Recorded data
● ● ●
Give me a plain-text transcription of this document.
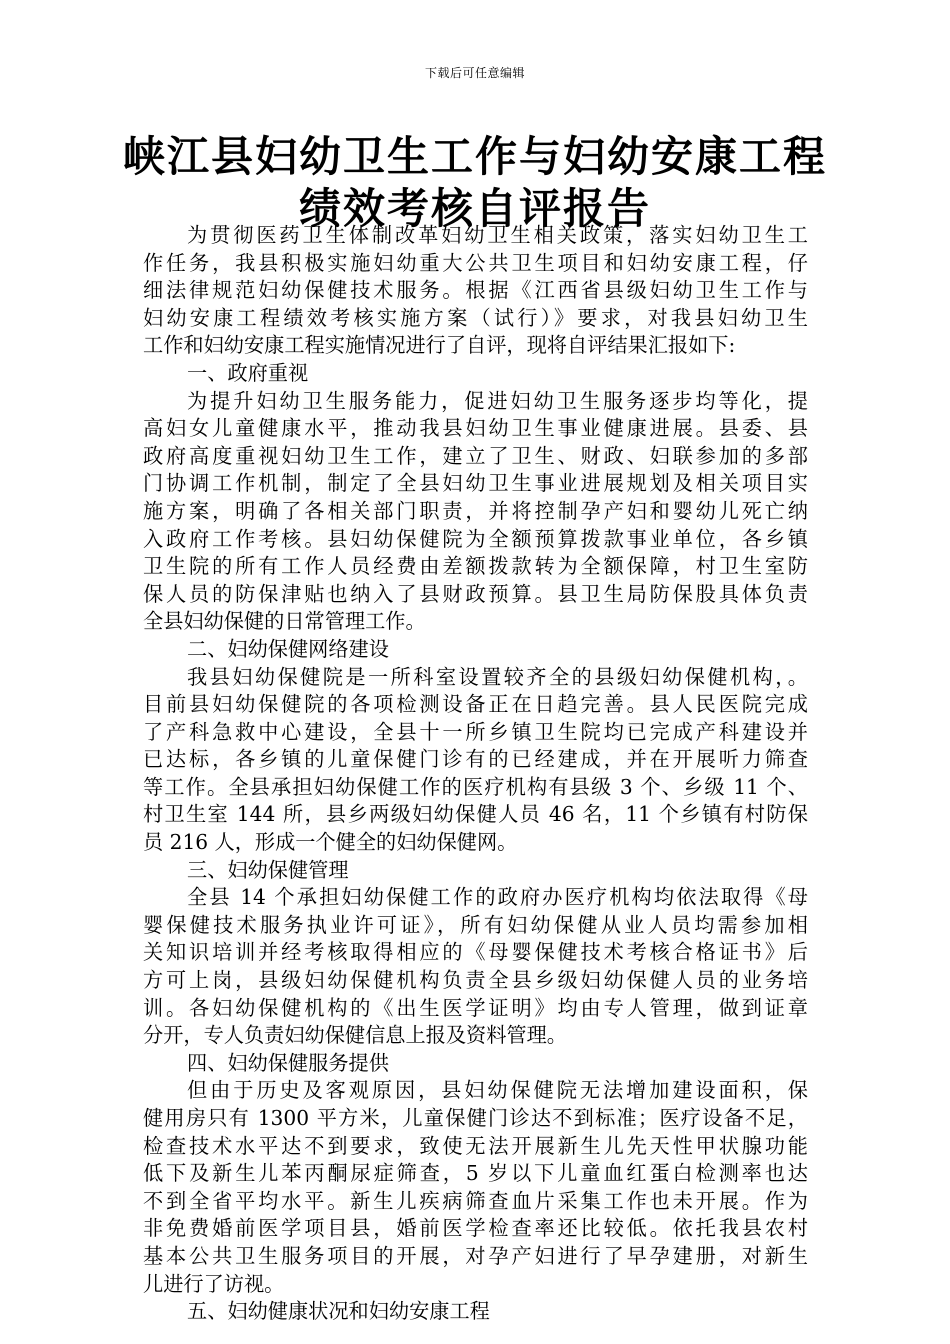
下载后可任意编辑
峡江县妇幼卫生工作与妇幼安康工程
绩效考核自评报告
为贯彻医药卫生体制改革妇幼卫生相关政策，落实妇幼卫生工
作任务，我县积极实施妇幼重大公共卫生项目和妇幼安康工程，仔
细法律规范妇幼保健技术服务。根据《江西省县级妇幼卫生工作与
妇幼安康工程绩效考核实施方案（试行）》要求，对我县妇幼卫生
工作和妇幼安康工程实施情况进行了自评，现将自评结果汇报如下:
一、政府重视
为提升妇幼卫生服务能力，促进妇幼卫生服务逐步均等化，提
高妇女儿童健康水平，推动我县妇幼卫生事业健康进展。县委、县
政府高度重视妇幼卫生工作，建立了卫生、财政、妇联参加的多部
门协调工作机制，制定了全县妇幼卫生事业进展规划及相关项目实
施方案，明确了各相关部门职责，并将控制孕产妇和婴幼儿死亡纳
入政府工作考核。县妇幼保健院为全额预算拨款事业单位，各乡镇
卫生院的所有工作人员经费由差额拨款转为全额保障，村卫生室防
保人员的防保津贴也纳入了县财政预算。县卫生局防保股具体负责
全县妇幼保健的日常管理工作。
二、妇幼保健网络建设
我县妇幼保健院是一所科室设置较齐全的县级妇幼保健机构，。
目前县妇幼保健院的各项检测设备正在日趋完善。县人民医院完成
了产科急救中心建设，全县十一所乡镇卫生院均已完成产科建设并
已达标，各乡镇的儿童保健门诊有的已经建成，并在开展听力筛查
等工作。全县承担妇幼保健工作的医疗机构有县级 3 个、乡级 11 个、
村卫生室 144 所，县乡两级妇幼保健人员 46 名，11 个乡镇有村防保
员 216 人，形成一个健全的妇幼保健网。
三、妇幼保健管理
全县 14 个承担妇幼保健工作的政府办医疗机构均依法取得《母
婴保健技术服务执业许可证》，所有妇幼保健从业人员均需参加相
关知识培训并经考核取得相应的《母婴保健技术考核合格证书》后
方可上岗，县级妇幼保健机构负责全县乡级妇幼保健人员的业务培
训。各妇幼保健机构的《出生医学证明》均由专人管理，做到证章
分开，专人负责妇幼保健信息上报及资料管理。
四、妇幼保健服务提供
但由于历史及客观原因，县妇幼保健院无法增加建设面积，保
健用房只有 1300 平方米，儿童保健门诊达不到标准；医疗设备不足，
检查技术水平达不到要求，致使无法开展新生儿先天性甲状腺功能
低下及新生儿苯丙酮尿症筛查，5 岁以下儿童血红蛋白检测率也达
不到全省平均水平。新生儿疾病筛查血片采集工作也未开展。作为
非免费婚前医学项目县，婚前医学检查率还比较低。依托我县农村
基本公共卫生服务项目的开展，对孕产妇进行了早孕建册，对新生
儿进行了访视。
五、妇幼健康状况和妇幼安康工程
● ● ●
**What needs to be done**
Write out the records above exactly as they stand, leaving out every picture.

**Solution for this exercise**
Give me a plain-text transcription of this document.
下载后可任意编辑
峡江县妇幼卫生工作与妇幼安康工程
绩效考核自评报告
为贯彻医药卫生体制改革妇幼卫生相关政策，落实妇幼卫生工
作任务，我县积极实施妇幼重大公共卫生项目和妇幼安康工程，仔
细法律规范妇幼保健技术服务。根据《江西省县级妇幼卫生工作与
妇幼安康工程绩效考核实施方案（试行）》要求，对我县妇幼卫生
工作和妇幼安康工程实施情况进行了自评，现将自评结果汇报如下:
一、政府重视
为提升妇幼卫生服务能力，促进妇幼卫生服务逐步均等化，提
高妇女儿童健康水平，推动我县妇幼卫生事业健康进展。县委、县
政府高度重视妇幼卫生工作，建立了卫生、财政、妇联参加的多部
门协调工作机制，制定了全县妇幼卫生事业进展规划及相关项目实
施方案，明确了各相关部门职责，并将控制孕产妇和婴幼儿死亡纳
入政府工作考核。县妇幼保健院为全额预算拨款事业单位，各乡镇
卫生院的所有工作人员经费由差额拨款转为全额保障，村卫生室防
保人员的防保津贴也纳入了县财政预算。县卫生局防保股具体负责
全县妇幼保健的日常管理工作。
二、妇幼保健网络建设
我县妇幼保健院是一所科室设置较齐全的县级妇幼保健机构，。
目前县妇幼保健院的各项检测设备正在日趋完善。县人民医院完成
了产科急救中心建设，全县十一所乡镇卫生院均已完成产科建设并
已达标，各乡镇的儿童保健门诊有的已经建成，并在开展听力筛查
等工作。全县承担妇幼保健工作的医疗机构有县级 3 个、乡级 11 个、
村卫生室 144 所，县乡两级妇幼保健人员 46 名，11 个乡镇有村防保
员 216 人，形成一个健全的妇幼保健网。
三、妇幼保健管理
全县 14 个承担妇幼保健工作的政府办医疗机构均依法取得《母
婴保健技术服务执业许可证》，所有妇幼保健从业人员均需参加相
关知识培训并经考核取得相应的《母婴保健技术考核合格证书》后
方可上岗，县级妇幼保健机构负责全县乡级妇幼保健人员的业务培
训。各妇幼保健机构的《出生医学证明》均由专人管理，做到证章
分开，专人负责妇幼保健信息上报及资料管理。
四、妇幼保健服务提供
但由于历史及客观原因，县妇幼保健院无法增加建设面积，保
健用房只有 1300 平方米，儿童保健门诊达不到标准；医疗设备不足，
检查技术水平达不到要求，致使无法开展新生儿先天性甲状腺功能
低下及新生儿苯丙酮尿症筛查，5 岁以下儿童血红蛋白检测率也达
不到全省平均水平。新生儿疾病筛查血片采集工作也未开展。作为
非免费婚前医学项目县，婚前医学检查率还比较低。依托我县农村
基本公共卫生服务项目的开展，对孕产妇进行了早孕建册，对新生
儿进行了访视。
五、妇幼健康状况和妇幼安康工程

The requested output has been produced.